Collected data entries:
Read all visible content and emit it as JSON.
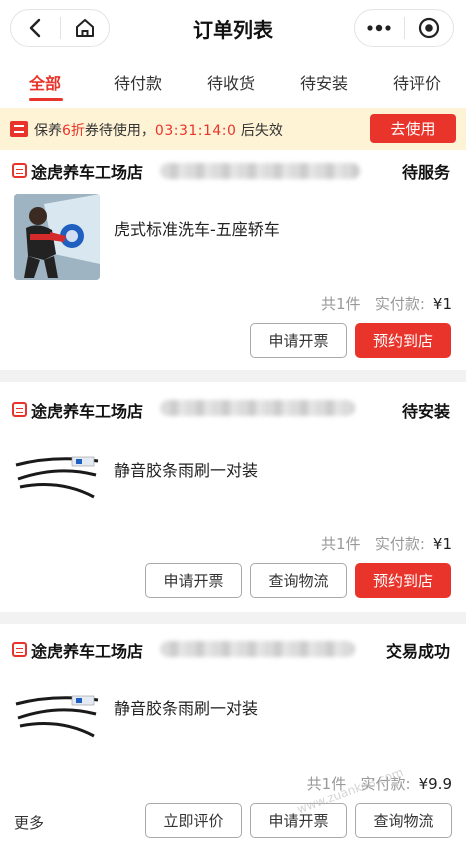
{
  "header": {
    "title": "订单列表",
    "back_icon": "back-arrow-icon",
    "home_icon": "home-icon",
    "more_icon": "more-dots-icon",
    "close_icon": "target-circle-icon"
  },
  "tabs": [
    {
      "label": "全部",
      "active": true
    },
    {
      "label": "待付款",
      "active": false
    },
    {
      "label": "待收货",
      "active": false
    },
    {
      "label": "待安装",
      "active": false
    },
    {
      "label": "待评价",
      "active": false
    }
  ],
  "promo": {
    "text_prefix": "保养",
    "discount": "6折",
    "text_middle": "券待使用，",
    "timer": "03:31:14:0",
    "text_suffix": " 后失效",
    "button_label": "去使用",
    "accent": "#e9342b",
    "background": "#fff3d6"
  },
  "orders": [
    {
      "shop_name": "途虎养车工场店",
      "status": "待服务",
      "product_name": "虎式标准洗车-五座轿车",
      "count_text": "共1件",
      "paid_label": "实付款:",
      "paid_amount": "¥1",
      "buttons": [
        "申请开票",
        "预约到店"
      ]
    },
    {
      "shop_name": "途虎养车工场店",
      "status": "待安装",
      "product_name": "静音胶条雨刷一对装",
      "count_text": "共1件",
      "paid_label": "实付款:",
      "paid_amount": "¥1",
      "buttons": [
        "申请开票",
        "查询物流",
        "预约到店"
      ]
    },
    {
      "shop_name": "途虎养车工场店",
      "status": "交易成功",
      "product_name": "静音胶条雨刷一对装",
      "count_text": "共1件",
      "paid_label": "实付款:",
      "paid_amount": "¥9.9",
      "more_label": "更多",
      "buttons": [
        "立即评价",
        "申请开票",
        "查询物流"
      ]
    }
  ],
  "watermark": "www.zuanke8.com"
}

- **Objective**: The records above must be echoed exactly, minus their pictures.

- **Response**:
Read all visible content and emit it as JSON.
{
  "header": {
    "title": "订单列表",
    "back_icon": "back-arrow-icon",
    "home_icon": "home-icon",
    "more_icon": "more-dots-icon",
    "close_icon": "target-circle-icon"
  },
  "tabs": [
    {
      "label": "全部",
      "active": true
    },
    {
      "label": "待付款",
      "active": false
    },
    {
      "label": "待收货",
      "active": false
    },
    {
      "label": "待安装",
      "active": false
    },
    {
      "label": "待评价",
      "active": false
    }
  ],
  "promo": {
    "text_prefix": "保养",
    "discount": "6折",
    "text_middle": "券待使用，",
    "timer": "03:31:14:0",
    "text_suffix": " 后失效",
    "button_label": "去使用",
    "accent": "#e9342b",
    "background": "#fff3d6"
  },
  "orders": [
    {
      "shop_name": "途虎养车工场店",
      "status": "待服务",
      "product_name": "虎式标准洗车-五座轿车",
      "count_text": "共1件",
      "paid_label": "实付款:",
      "paid_amount": "¥1",
      "buttons": [
        "申请开票",
        "预约到店"
      ]
    },
    {
      "shop_name": "途虎养车工场店",
      "status": "待安装",
      "product_name": "静音胶条雨刷一对装",
      "count_text": "共1件",
      "paid_label": "实付款:",
      "paid_amount": "¥1",
      "buttons": [
        "申请开票",
        "查询物流",
        "预约到店"
      ]
    },
    {
      "shop_name": "途虎养车工场店",
      "status": "交易成功",
      "product_name": "静音胶条雨刷一对装",
      "count_text": "共1件",
      "paid_label": "实付款:",
      "paid_amount": "¥9.9",
      "more_label": "更多",
      "buttons": [
        "立即评价",
        "申请开票",
        "查询物流"
      ]
    }
  ],
  "watermark": "www.zuanke8.com"
}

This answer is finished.